*Extracted records*
>> Begin
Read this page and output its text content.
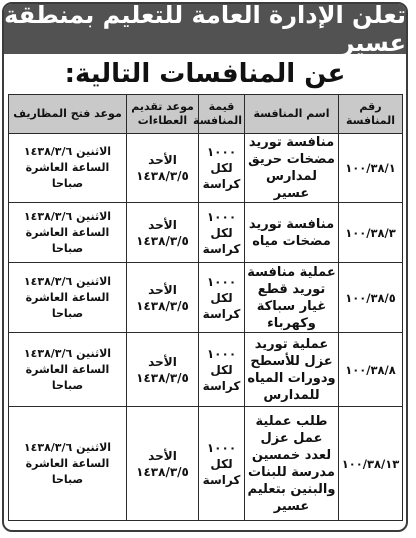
تعلن الإدارة العامة للتعليم بمنطقة عسير
عن المنافسات التالية:
رقم المنافسة	اسم المنافسة	قيمة المنافسة	موعد تقديم العطاءات	موعد فتح المظاريف
١٠٠/٣٨/١	منافسة توريد مضخات حريق لمدارس عسير	١٠٠٠ لكل كراسة	الأحد ١٤٣٨/٣/٥	الاثنين ١٤٣٨/٣/٦ الساعة العاشرة صباحا
١٠٠/٣٨/٣	منافسة توريد مضخات مياه	١٠٠٠ لكل كراسة	الأحد ١٤٣٨/٣/٥	الاثنين ١٤٣٨/٣/٦ الساعة العاشرة صباحا
١٠٠/٣٨/٥	عملية منافسة توريد قطع غيار سباكة وكهرباء	١٠٠٠ لكل كراسة	الأحد ١٤٣٨/٣/٥	الاثنين ١٤٣٨/٣/٦ الساعة العاشرة صباحا
١٠٠/٣٨/٨	عملية توريد عزل للأسطح ودورات المياه للمدارس	١٠٠٠ لكل كراسة	الأحد ١٤٣٨/٣/٥	الاثنين ١٤٣٨/٣/٦ الساعة العاشرة صباحا
١٠٠/٣٨/١٣	طلب عملية عمل عزل لعدد خمسين مدرسة للبنات والبنين بتعليم عسير	١٠٠٠ لكل كراسة	الأحد ١٤٣٨/٣/٥	الاثنين ١٤٣٨/٣/٦ الساعة العاشرة صباحا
>> End
*Task*
Write the records out once more, exactly as they appear, with no pictures.

*Task output*
Read this page and output its text content.
تعلن الإدارة العامة للتعليم بمنطقة عسير
عن المنافسات التالية:
رقم المنافسة	اسم المنافسة	قيمة المنافسة	موعد تقديم العطاءات	موعد فتح المظاريف
١٠٠/٣٨/١	منافسة توريد مضخات حريق لمدارس عسير	١٠٠٠ لكل كراسة	الأحد ١٤٣٨/٣/٥	الاثنين ١٤٣٨/٣/٦ الساعة العاشرة صباحا
١٠٠/٣٨/٣	منافسة توريد مضخات مياه	١٠٠٠ لكل كراسة	الأحد ١٤٣٨/٣/٥	الاثنين ١٤٣٨/٣/٦ الساعة العاشرة صباحا
١٠٠/٣٨/٥	عملية منافسة توريد قطع غيار سباكة وكهرباء	١٠٠٠ لكل كراسة	الأحد ١٤٣٨/٣/٥	الاثنين ١٤٣٨/٣/٦ الساعة العاشرة صباحا
١٠٠/٣٨/٨	عملية توريد عزل للأسطح ودورات المياه للمدارس	١٠٠٠ لكل كراسة	الأحد ١٤٣٨/٣/٥	الاثنين ١٤٣٨/٣/٦ الساعة العاشرة صباحا
١٠٠/٣٨/١٣	طلب عملية عمل عزل لعدد خمسين مدرسة للبنات والبنين بتعليم عسير	١٠٠٠ لكل كراسة	الأحد ١٤٣٨/٣/٥	الاثنين ١٤٣٨/٣/٦ الساعة العاشرة صباحا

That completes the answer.